Your instructions: Search the data for the word "from" and copy every line that contains it.

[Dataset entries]

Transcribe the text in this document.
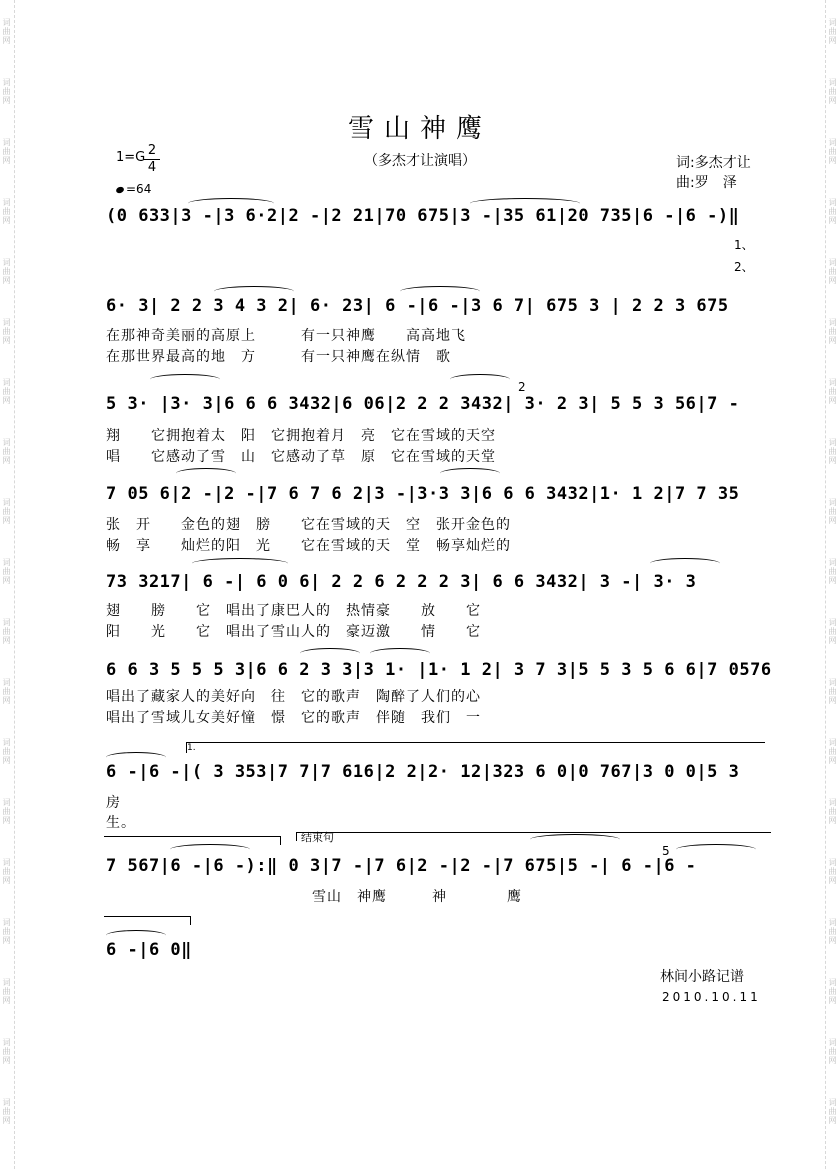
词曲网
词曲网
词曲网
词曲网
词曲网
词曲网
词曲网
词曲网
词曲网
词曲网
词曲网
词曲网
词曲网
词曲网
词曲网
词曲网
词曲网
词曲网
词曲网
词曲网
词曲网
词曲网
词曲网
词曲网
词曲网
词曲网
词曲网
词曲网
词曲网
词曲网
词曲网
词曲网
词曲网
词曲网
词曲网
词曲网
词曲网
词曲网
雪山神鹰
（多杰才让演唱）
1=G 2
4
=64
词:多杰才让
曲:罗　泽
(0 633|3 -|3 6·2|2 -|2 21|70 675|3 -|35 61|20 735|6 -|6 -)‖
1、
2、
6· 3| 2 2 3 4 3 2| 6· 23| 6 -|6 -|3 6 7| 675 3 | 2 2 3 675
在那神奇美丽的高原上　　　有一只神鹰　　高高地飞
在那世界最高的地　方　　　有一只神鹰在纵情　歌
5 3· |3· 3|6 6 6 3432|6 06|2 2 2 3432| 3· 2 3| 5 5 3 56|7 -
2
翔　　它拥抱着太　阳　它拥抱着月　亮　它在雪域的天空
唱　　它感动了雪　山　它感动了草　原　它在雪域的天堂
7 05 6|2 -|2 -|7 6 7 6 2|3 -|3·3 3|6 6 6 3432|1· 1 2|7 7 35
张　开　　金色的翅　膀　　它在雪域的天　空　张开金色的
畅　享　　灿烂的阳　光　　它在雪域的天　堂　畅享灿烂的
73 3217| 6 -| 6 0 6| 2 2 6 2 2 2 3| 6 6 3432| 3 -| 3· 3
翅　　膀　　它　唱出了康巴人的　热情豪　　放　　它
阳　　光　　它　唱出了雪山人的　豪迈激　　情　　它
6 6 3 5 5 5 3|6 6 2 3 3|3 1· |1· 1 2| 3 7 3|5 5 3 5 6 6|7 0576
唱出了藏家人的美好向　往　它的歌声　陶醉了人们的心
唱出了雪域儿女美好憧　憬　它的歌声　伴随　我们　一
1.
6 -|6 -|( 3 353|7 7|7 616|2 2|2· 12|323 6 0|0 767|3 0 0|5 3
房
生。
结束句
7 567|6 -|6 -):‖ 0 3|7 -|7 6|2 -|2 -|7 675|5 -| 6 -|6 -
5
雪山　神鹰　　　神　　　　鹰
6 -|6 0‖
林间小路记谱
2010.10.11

...

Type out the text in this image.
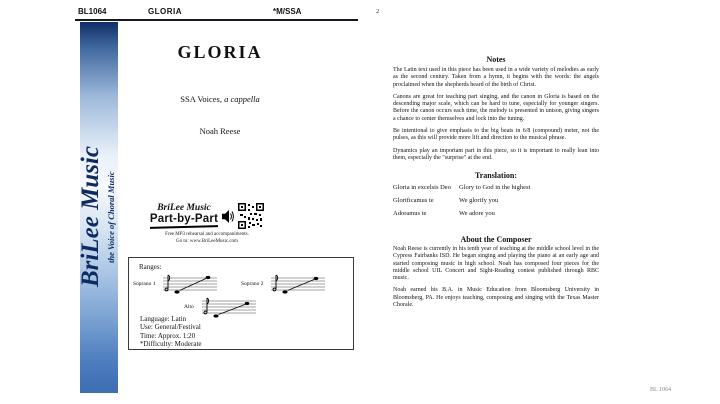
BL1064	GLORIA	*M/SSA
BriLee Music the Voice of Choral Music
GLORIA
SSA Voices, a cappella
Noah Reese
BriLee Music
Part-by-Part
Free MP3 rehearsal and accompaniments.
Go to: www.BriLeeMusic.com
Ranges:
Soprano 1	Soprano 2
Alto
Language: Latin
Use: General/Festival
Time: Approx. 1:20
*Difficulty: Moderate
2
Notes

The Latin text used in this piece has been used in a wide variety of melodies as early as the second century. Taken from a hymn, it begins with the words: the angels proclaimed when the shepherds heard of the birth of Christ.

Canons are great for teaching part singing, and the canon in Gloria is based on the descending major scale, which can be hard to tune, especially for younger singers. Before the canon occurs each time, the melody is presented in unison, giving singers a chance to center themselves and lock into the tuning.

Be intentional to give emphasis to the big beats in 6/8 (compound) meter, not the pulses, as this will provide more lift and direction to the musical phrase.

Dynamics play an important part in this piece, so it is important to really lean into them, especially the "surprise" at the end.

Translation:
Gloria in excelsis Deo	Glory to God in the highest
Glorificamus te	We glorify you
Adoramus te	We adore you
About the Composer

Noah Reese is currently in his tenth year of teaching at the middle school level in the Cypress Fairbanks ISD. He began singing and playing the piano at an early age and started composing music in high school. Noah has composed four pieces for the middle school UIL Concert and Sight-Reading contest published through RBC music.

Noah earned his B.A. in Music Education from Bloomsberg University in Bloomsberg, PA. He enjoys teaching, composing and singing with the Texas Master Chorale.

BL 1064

Solution for this task:
The Latin text used in this piece has been used in a wide variety of melodies as early as the second century. Taken from a hymn, it begins with the words: the angels proclaimed when the shepherds heard of the birth of Christ.
Noah earned his B.A. in Music Education from Bloomsberg University in Bloomsberg, PA. He enjoys teaching, composing and singing with the Texas Master Chorale.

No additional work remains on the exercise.